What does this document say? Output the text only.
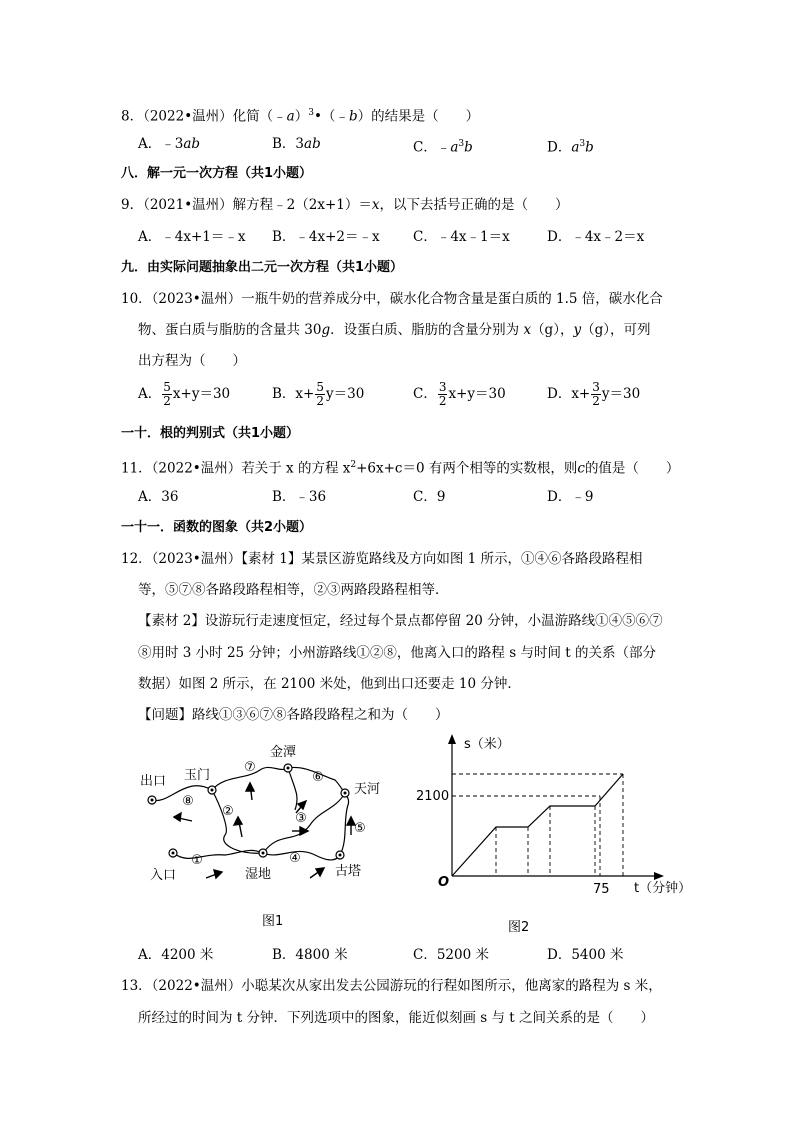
8．（2022•温州）化简（﹣a）$^3$•（﹣b）的结果是（　　）
A．﹣3ab	B．3ab	C．$﹣a^3b$	D．$a^3b$
八．解一元一次方程（共1小题）
9．（2021•温州）解方程﹣2（2x+1）＝x，以下去括号正确的是（　　）
A．﹣4x+1＝﹣x B．﹣4x+2＝﹣x C．﹣4x﹣1＝x	D．﹣4x﹣2＝x
九．由实际问题抽象出二元一次方程（共1小题）
10．（2023•温州）一瓶牛奶的营养成分中，碳水化合物含量是蛋白质的 1.5 倍，碳水化合
物、蛋白质与脂肪的含量共 30g．设蛋白质、脂肪的含量分别为 x（g），y（g），可列
出方程为（　　）
A． $\frac{5}{2} x+y=30$	B．$x+ \frac{5}{2} y=30$	C． $\frac{3}{2} x+y=30$	D．$x+ \frac{3}{2} y=30$
一十．根的判别式（共1小题）
11．（2022•温州）若关于 x 的方程 $x^2+6x+c=0$ 有两个相等的实数根，则c的值是（　　）
A．36	B．﹣36	C．9	D．﹣9
一十一．函数的图象（共2小题）
12．（2023•温州）【素材 1】某景区游览路线及方向如图 1 所示，①④⑥各路段路程相
等，⑤⑦⑧各路段路程相等，②③两路段路程相等．
【素材 2】设游玩行走速度恒定，经过每个景点都停留 20 分钟，小温游路线①④⑤⑥⑦
⑧用时 3 小时 25 分钟；小州游路线①②⑧，他离入口的路程 s 与时间 t 的关系（部分
数据）如图 2 所示，在 2100 米处，他到出口还要走 10 分钟．
【问题】路线①③⑥⑦⑧各路段路程之和为（　　）
⑧
⑦
⑥
②	③
①	④
⑤
出口 玉门
金潭
天河
入口	湿地	古塔
图1
s（米）
2100
O	75 t（分钟）
图2
A．4200 米	B．4800 米	C．5200 米	D．5400 米
13．（2022•温州）小聪某次从家出发去公园游玩的行程如图所示，他离家的路程为 s 米，
所经过的时间为 t 分钟．下列选项中的图象，能近似刻画 s 与 t 之间关系的是（　　）
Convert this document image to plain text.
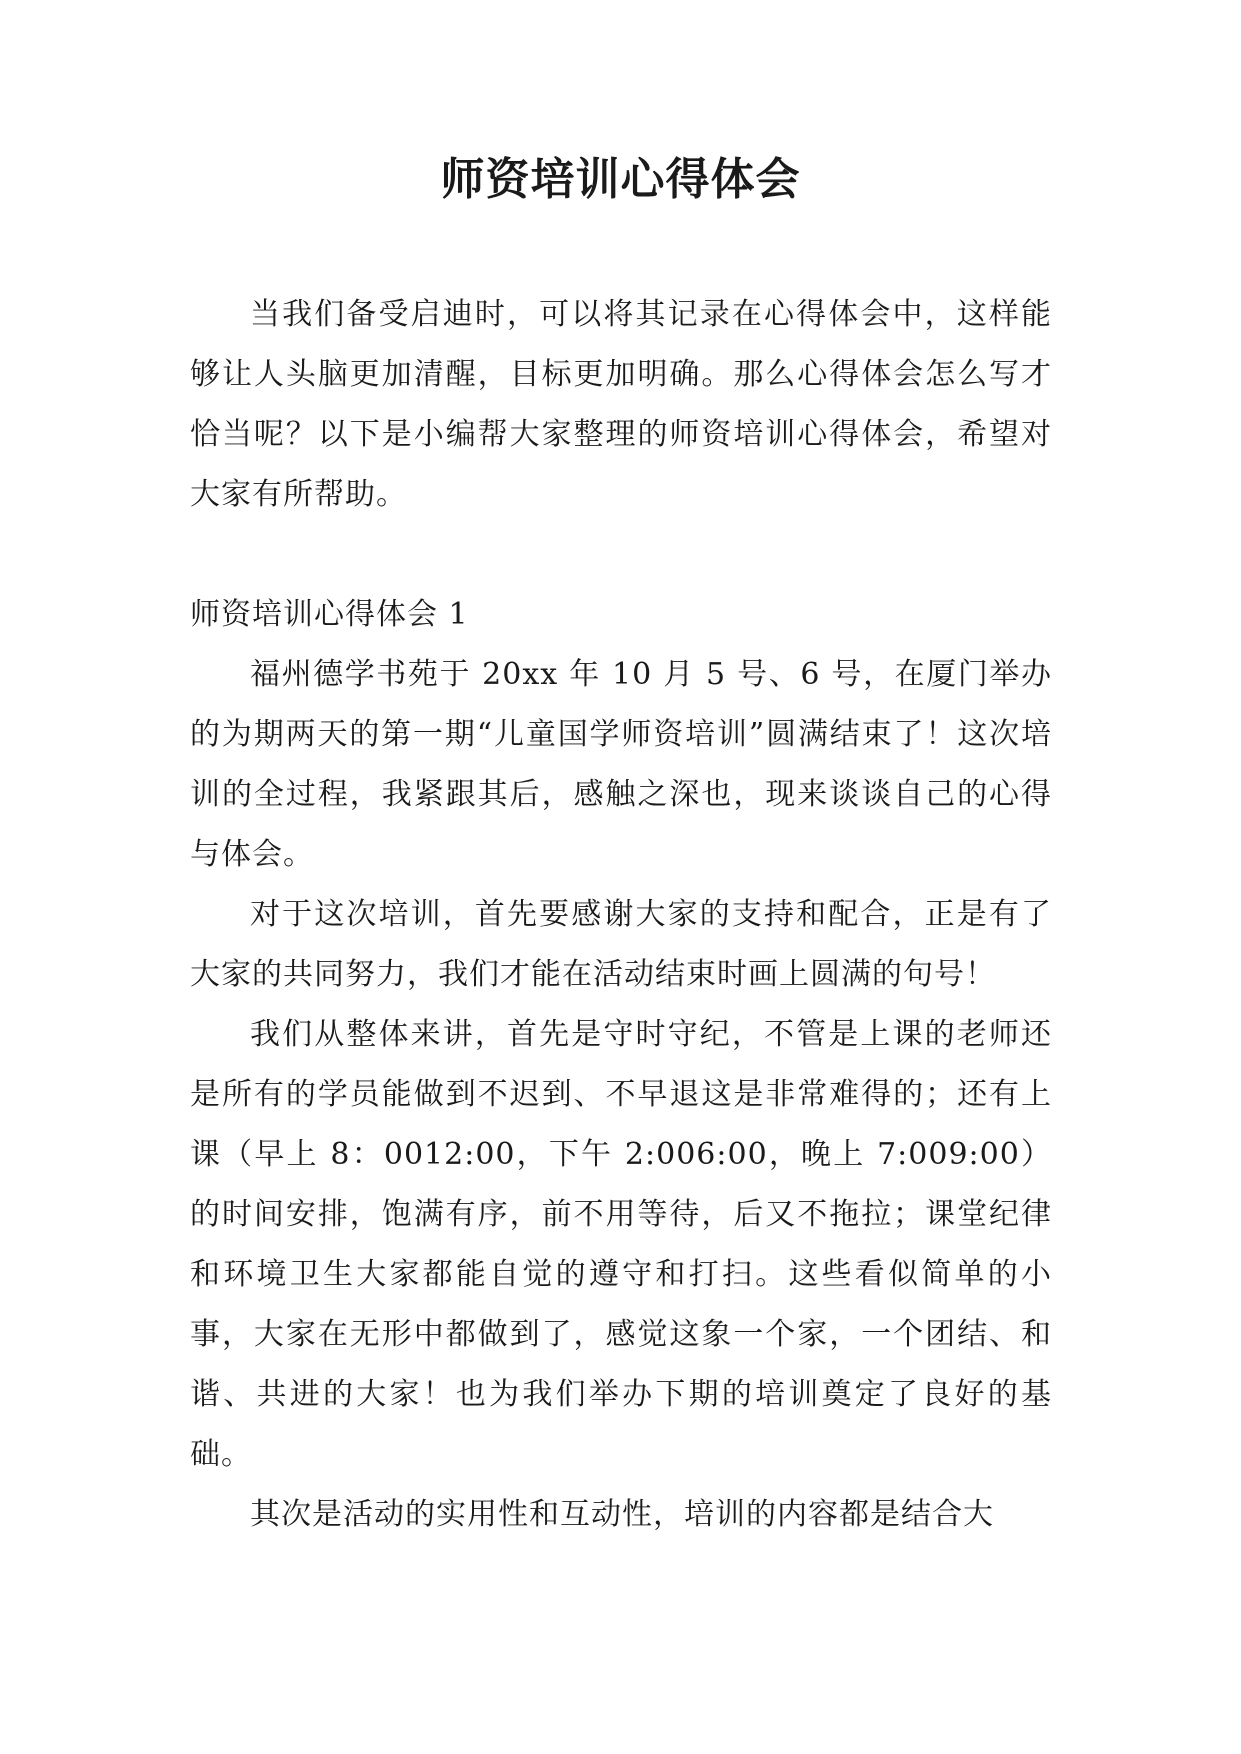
师资培训心得体会

当我们备受启迪时，可以将其记录在心得体会中，这样能够让人头脑更加清醒，目标更加明确。那么心得体会怎么写才恰当呢？以下是小编帮大家整理的师资培训心得体会，希望对大家有所帮助。

师资培训心得体会 1

福州德学书苑于 20xx 年 10 月 5 号、6 号，在厦门举办的为期两天的第一期“儿童国学师资培训”圆满结束了！这次培训的全过程，我紧跟其后，感触之深也，现来谈谈自己的心得与体会。

对于这次培训，首先要感谢大家的支持和配合，正是有了大家的共同努力，我们才能在活动结束时画上圆满的句号！

我们从整体来讲，首先是守时守纪，不管是上课的老师还是所有的学员能做到不迟到、不早退这是非常难得的；还有上课（早上 8：0012:00，下午 2:006:00，晚上 7:009:00）的时间安排，饱满有序，前不用等待，后又不拖拉；课堂纪律和环境卫生大家都能自觉的遵守和打扫。这些看似简单的小事，大家在无形中都做到了，感觉这象一个家，一个团结、和谐、共进的大家！也为我们举办下期的培训奠定了良好的基础。

其次是活动的实用性和互动性，培训的内容都是结合大
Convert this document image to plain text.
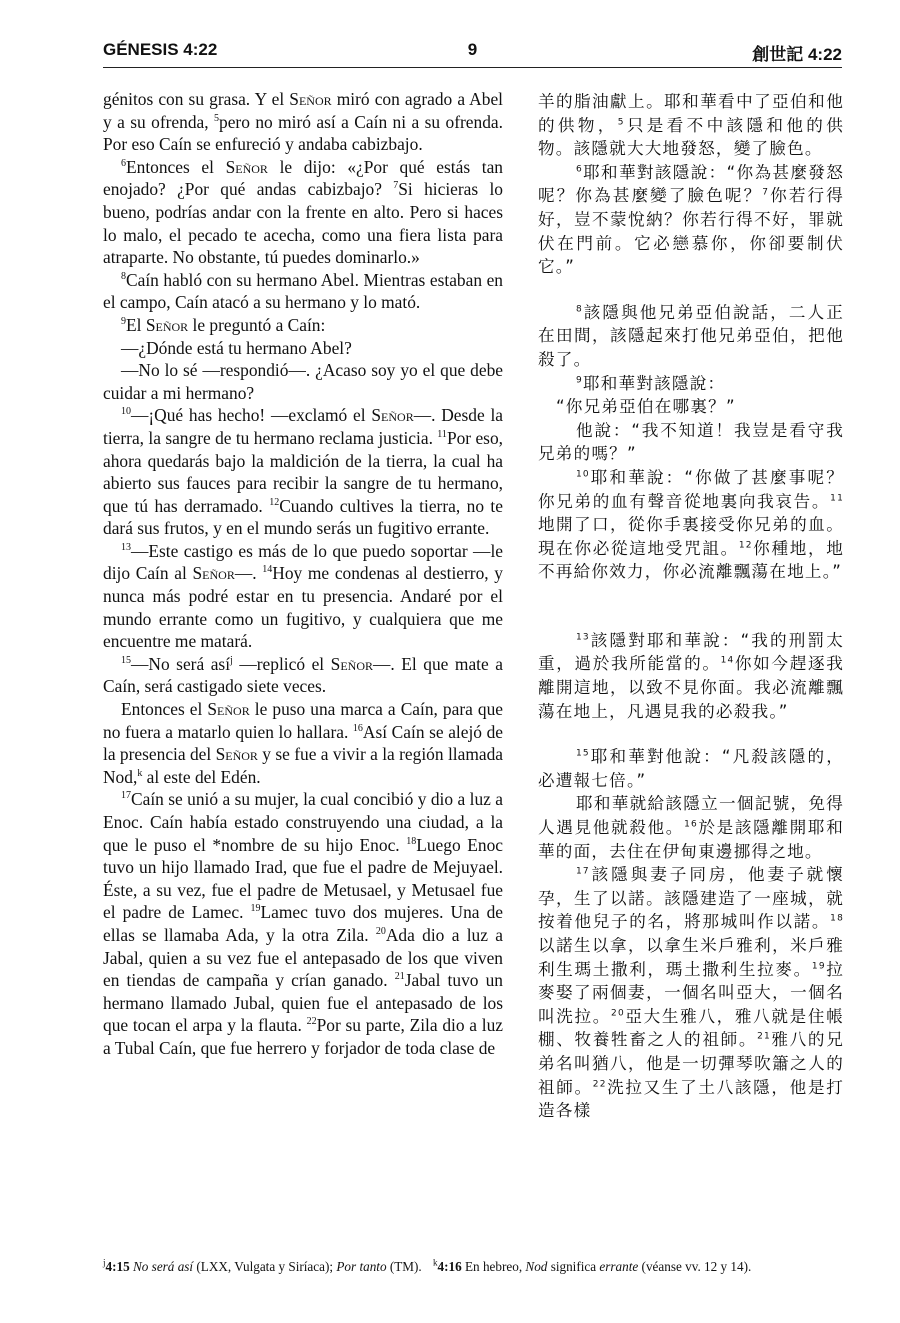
GÉNESIS 4:22	9	創世記 4:22

génitos con su grasa. Y el Señor miró con agrado a Abel y a su ofrenda, $^5$pero no miró así a Caín ni a su ofrenda. Por eso Caín se enfureció y andaba cabizbajo.

$^6$Entonces el Señor le dijo: «¿Por qué estás tan enojado? ¿Por qué andas cabizbajo? $^7$Si hicieras lo bueno, podrías andar con la frente en alto. Pero si haces lo malo, el pecado te acecha, como una fiera lista para atraparte. No obstante, tú puedes dominarlo.»

$^8$Caín habló con su hermano Abel. Mientras estaban en el campo, Caín atacó a su hermano y lo mató.

$^9$El Señor le preguntó a Caín:

—¿Dónde está tu hermano Abel?

—No lo sé —respondió—. ¿Acaso soy yo el que debe cuidar a mi hermano?

$^{10}$—¡Qué has hecho! —exclamó el Señor—. Desde la tierra, la sangre de tu hermano reclama justicia. $^{11}$Por eso, ahora quedarás bajo la maldición de la tierra, la cual ha abierto sus fauces para recibir la sangre de tu hermano, que tú has derramado. $^{12}$Cuando cultives la tierra, no te dará sus frutos, y en el mundo serás un fugitivo errante.

$^{13}$—Este castigo es más de lo que puedo soportar —le dijo Caín al Señor—. $^{14}$Hoy me condenas al destierro, y nunca más podré estar en tu presencia. Andaré por el mundo errante como un fugitivo, y cualquiera que me encuentre me matará.

$^{15}$—No será así$^j$ —replicó el Señor—. El que mate a Caín, será castigado siete veces.

Entonces el Señor le puso una marca a Caín, para que no fuera a matarlo quien lo hallara. $^{16}$Así Caín se alejó de la presencia del Señor y se fue a vivir a la región llamada Nod,$^k$ al este del Edén.

$^{17}$Caín se unió a su mujer, la cual concibió y dio a luz a Enoc. Caín había estado construyendo una ciudad, a la que le puso el *nombre de su hijo Enoc. $^{18}$Luego Enoc tuvo un hijo llamado Irad, que fue el padre de Mejuyael. Éste, a su vez, fue el padre de Metusael, y Metusael fue el padre de Lamec. $^{19}$Lamec tuvo dos mujeres. Una de ellas se llamaba Ada, y la otra Zila. $^{20}$Ada dio a luz a Jabal, quien a su vez fue el antepasado de los que viven en tiendas de campaña y crían ganado. $^{21}$Jabal tuvo un hermano llamado Jubal, quien fue el antepasado de los que tocan el arpa y la flauta. $^{22}$Por su parte, Zila dio a luz a Tubal Caín, que fue herrero y forjador de toda clase de

羊的脂油獻上。耶和華看中了亞伯和他的供物，$^5$只是看不中該隱和他的供物。該隱就大大地發怒，變了臉色。

$^6$耶和華對該隱說：“你為甚麼發怒呢？你為甚麼變了臉色呢？$^7$你若行得好，豈不蒙悅納？你若行得不好，罪就伏在門前。它必戀慕你，你卻要制伏它。”

$^8$該隱與他兄弟亞伯說話，二人正在田間，該隱起來打他兄弟亞伯，把他殺了。

$^9$耶和華對該隱說：

“你兄弟亞伯在哪裏？”

他說：“我不知道！我豈是看守我兄弟的嗎？”

$^{10}$耶和華說：“你做了甚麼事呢？你兄弟的血有聲音從地裏向我哀告。$^{11}$地開了口，從你手裏接受你兄弟的血。現在你必從這地受咒詛。$^{12}$你種地，地不再給你效力，你必流離飄蕩在地上。”

$^{13}$該隱對耶和華說：“我的刑罰太重，過於我所能當的。$^{14}$你如今趕逐我離開這地，以致不見你面。我必流離飄蕩在地上，凡遇見我的必殺我。”

$^{15}$耶和華對他說：“凡殺該隱的，必遭報七倍。”

耶和華就給該隱立一個記號，免得人遇見他就殺他。$^{16}$於是該隱離開耶和華的面，去住在伊甸東邊挪得之地。

$^{17}$該隱與妻子同房，他妻子就懷孕，生了以諾。該隱建造了一座城，就按着他兒子的名，將那城叫作以諾。$^{18}$以諾生以拿，以拿生米戶雅利，米戶雅利生瑪土撒利，瑪土撒利生拉麥。$^{19}$拉麥娶了兩個妻，一個名叫亞大，一個名叫洗拉。$^{20}$亞大生雅八，雅八就是住帳棚、牧養牲畜之人的祖師。$^{21}$雅八的兄弟名叫猶八，他是一切彈琴吹簫之人的祖師。$^{22}$洗拉又生了土八該隱，他是打造各樣

$^j$4:15 No será así (LXX, Vulgata y Siríaca); Por tanto (TM). $^k$4:16 En hebreo, Nod significa errante (véanse vv. 12 y 14).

# EXERCISE DETAILS:
Find the lines above that contain the word "presencia" and collect them.

# CORRECT OUTPUT:
$^{13}$—Este castigo es más de lo que puedo soportar —le dijo Caín al Señor—. $^{14}$Hoy me condenas al destierro, y nunca más podré estar en tu presencia. Andaré por el mundo errante como un fugitivo, y cualquiera que me encuentre me matará.
Entonces el Señor le puso una marca a Caín, para que no fuera a matarlo quien lo hallara. $^{16}$Así Caín se alejó de la presencia del Señor y se fue a vivir a la región llamada Nod,$^k$ al este del Edén.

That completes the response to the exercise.